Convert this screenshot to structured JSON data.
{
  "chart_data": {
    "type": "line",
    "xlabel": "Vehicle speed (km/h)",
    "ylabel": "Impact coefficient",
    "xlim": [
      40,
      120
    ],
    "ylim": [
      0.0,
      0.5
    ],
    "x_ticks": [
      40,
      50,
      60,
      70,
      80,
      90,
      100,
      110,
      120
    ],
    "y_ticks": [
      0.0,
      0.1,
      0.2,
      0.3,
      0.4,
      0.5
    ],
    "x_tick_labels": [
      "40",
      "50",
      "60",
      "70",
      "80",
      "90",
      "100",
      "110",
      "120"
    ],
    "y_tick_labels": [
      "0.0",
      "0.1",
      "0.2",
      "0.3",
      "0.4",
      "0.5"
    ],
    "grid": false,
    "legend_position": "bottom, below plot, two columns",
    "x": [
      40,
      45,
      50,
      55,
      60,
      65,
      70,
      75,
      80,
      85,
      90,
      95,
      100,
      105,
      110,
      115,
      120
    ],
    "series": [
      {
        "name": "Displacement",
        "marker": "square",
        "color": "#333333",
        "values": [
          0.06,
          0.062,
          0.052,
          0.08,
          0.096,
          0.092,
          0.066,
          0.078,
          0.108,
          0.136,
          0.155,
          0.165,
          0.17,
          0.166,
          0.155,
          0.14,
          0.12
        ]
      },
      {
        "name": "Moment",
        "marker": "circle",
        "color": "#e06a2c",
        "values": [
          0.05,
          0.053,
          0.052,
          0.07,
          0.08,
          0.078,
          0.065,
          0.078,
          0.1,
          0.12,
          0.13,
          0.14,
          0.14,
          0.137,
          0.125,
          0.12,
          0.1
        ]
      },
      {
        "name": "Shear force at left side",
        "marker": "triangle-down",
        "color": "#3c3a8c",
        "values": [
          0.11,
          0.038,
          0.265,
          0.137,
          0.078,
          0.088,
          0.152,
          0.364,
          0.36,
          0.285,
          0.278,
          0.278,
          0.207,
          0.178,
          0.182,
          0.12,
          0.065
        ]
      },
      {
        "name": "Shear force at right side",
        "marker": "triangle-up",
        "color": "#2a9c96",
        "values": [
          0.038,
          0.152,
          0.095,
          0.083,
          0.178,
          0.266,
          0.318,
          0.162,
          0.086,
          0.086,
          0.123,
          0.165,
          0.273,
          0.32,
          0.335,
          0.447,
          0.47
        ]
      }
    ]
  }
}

-=-=-=-=-

= WHAT THIS TASK INVOLVES =
Show all lines above holding "marker".

= SOLUTION FOR THIS TASK =
        "marker": "square",
        "marker": "circle",
        "marker": "triangle-down",
        "marker": "triangle-up",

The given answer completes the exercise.